STATED TASK:
Track down the lines that contain "account" and copy them.
··· EXTRACTED INFORMATION ···
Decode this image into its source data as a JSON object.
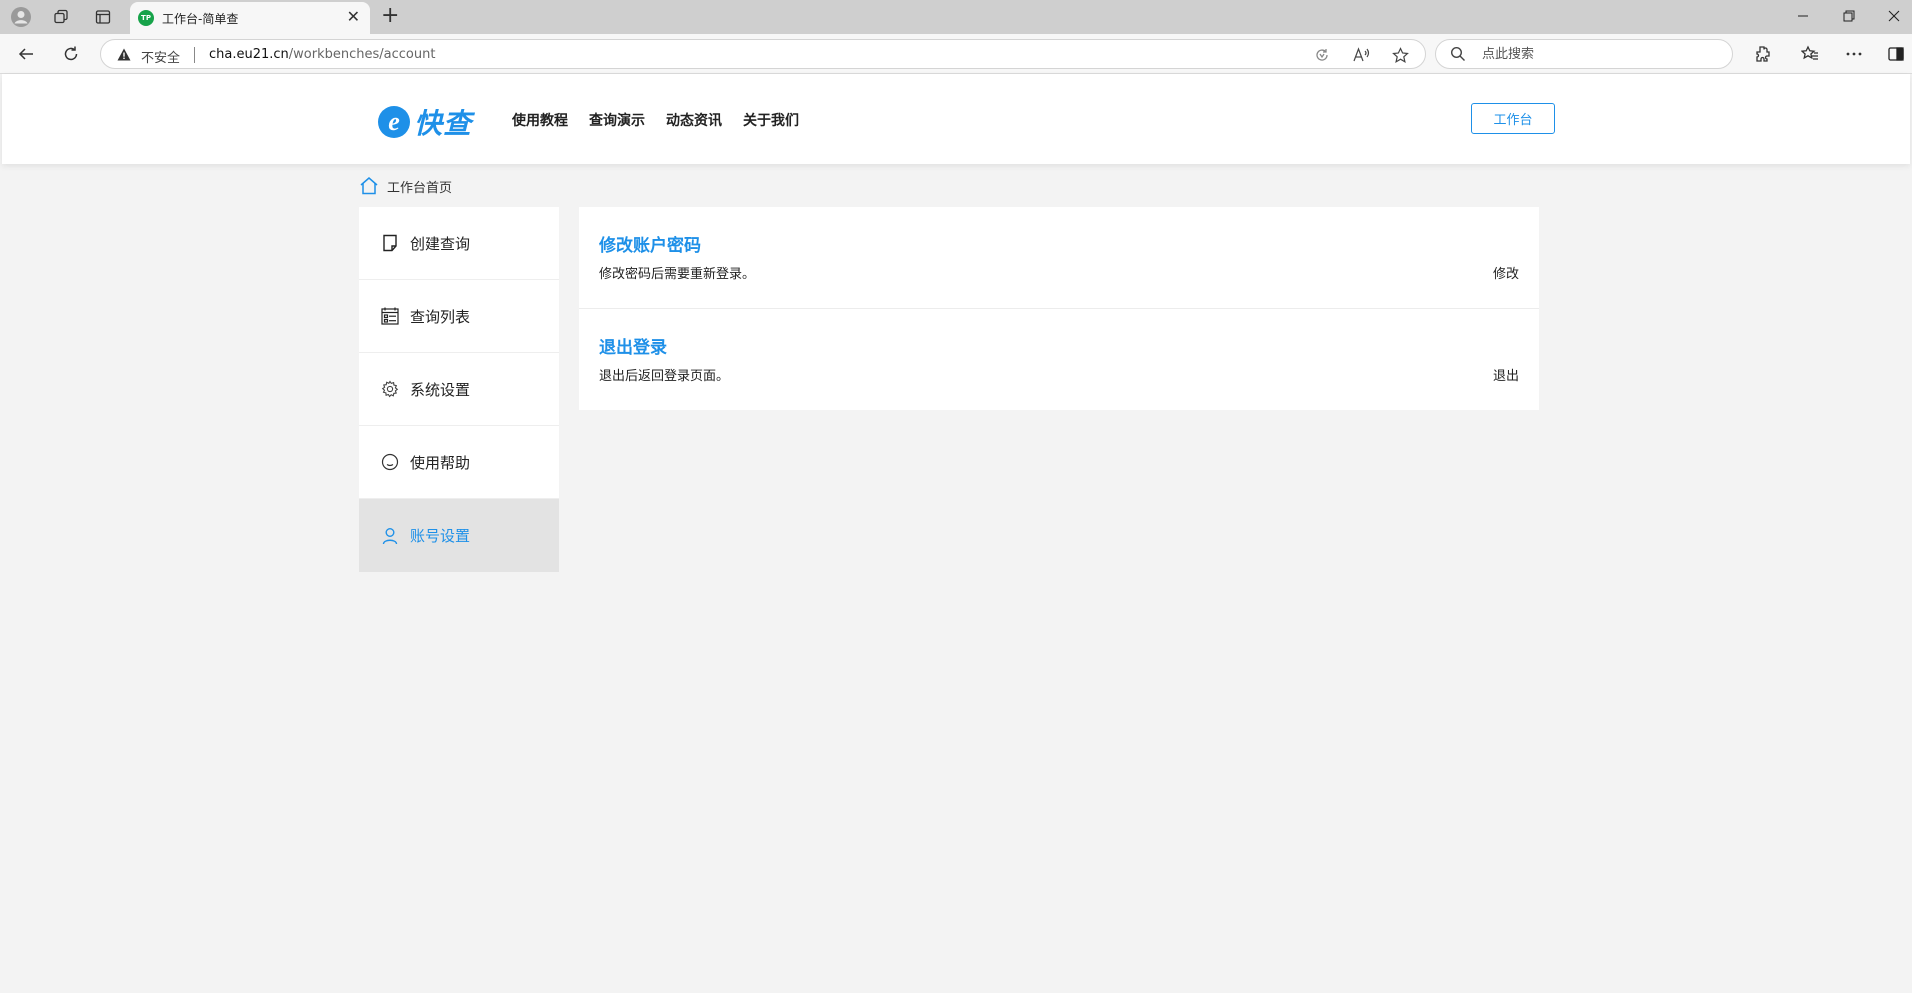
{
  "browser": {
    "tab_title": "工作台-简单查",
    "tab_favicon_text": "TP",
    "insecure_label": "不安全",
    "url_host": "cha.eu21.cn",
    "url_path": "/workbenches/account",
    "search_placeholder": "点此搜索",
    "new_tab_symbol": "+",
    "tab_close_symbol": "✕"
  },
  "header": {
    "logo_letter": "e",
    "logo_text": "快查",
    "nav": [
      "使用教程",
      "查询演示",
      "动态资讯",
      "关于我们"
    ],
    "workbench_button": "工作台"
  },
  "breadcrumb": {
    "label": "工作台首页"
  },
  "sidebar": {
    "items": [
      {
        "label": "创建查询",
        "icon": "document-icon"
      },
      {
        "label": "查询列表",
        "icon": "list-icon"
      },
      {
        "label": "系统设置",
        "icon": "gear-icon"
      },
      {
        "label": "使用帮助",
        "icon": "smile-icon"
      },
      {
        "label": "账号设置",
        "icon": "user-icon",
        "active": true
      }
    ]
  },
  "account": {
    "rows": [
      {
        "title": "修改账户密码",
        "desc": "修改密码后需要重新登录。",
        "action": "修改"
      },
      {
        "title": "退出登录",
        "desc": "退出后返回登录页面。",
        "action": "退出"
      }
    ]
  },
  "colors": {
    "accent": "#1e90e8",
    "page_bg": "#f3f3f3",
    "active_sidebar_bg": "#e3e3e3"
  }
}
···
WRITTEN RESPONSE:
    "url_path": "/workbenches/account",
  "account": {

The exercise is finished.